- _Excerpt from a dataset_:

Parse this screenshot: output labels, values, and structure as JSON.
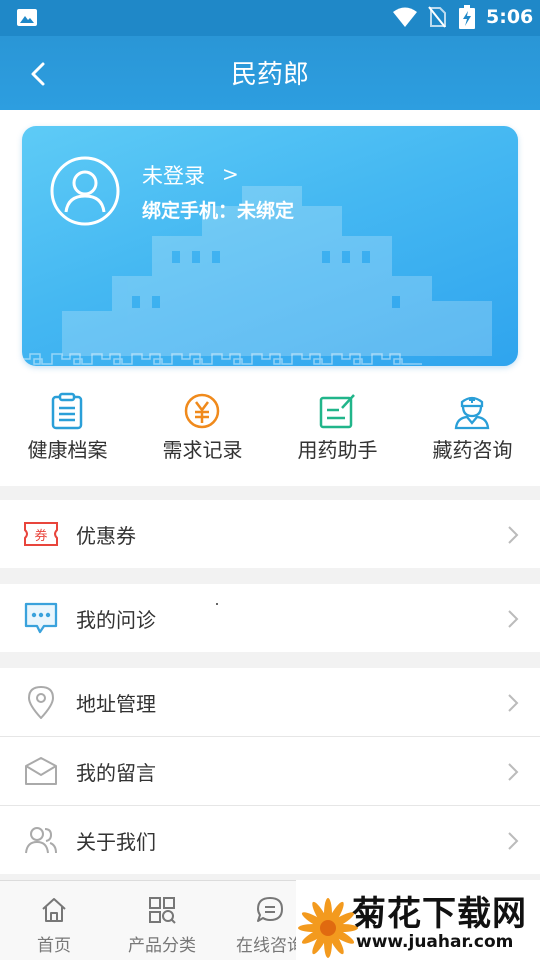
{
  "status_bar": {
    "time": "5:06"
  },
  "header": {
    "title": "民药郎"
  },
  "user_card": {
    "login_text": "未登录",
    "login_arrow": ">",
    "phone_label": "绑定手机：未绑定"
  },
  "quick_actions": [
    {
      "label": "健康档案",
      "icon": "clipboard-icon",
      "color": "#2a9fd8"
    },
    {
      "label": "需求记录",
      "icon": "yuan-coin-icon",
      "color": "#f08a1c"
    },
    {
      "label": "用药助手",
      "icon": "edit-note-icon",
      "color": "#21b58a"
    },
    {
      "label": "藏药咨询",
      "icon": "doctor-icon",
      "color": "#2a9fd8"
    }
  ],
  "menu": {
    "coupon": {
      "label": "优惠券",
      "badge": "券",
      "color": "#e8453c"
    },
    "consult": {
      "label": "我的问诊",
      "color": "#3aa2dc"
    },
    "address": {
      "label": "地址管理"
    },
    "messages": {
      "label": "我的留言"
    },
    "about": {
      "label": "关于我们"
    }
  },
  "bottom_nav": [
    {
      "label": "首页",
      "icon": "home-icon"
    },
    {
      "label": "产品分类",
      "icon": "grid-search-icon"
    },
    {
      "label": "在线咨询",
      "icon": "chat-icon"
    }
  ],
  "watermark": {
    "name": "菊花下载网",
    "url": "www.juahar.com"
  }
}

- _Requirement_: Above are entries; state the number of lines among them that contain "color", and nothing else.

- _Written reply_: 6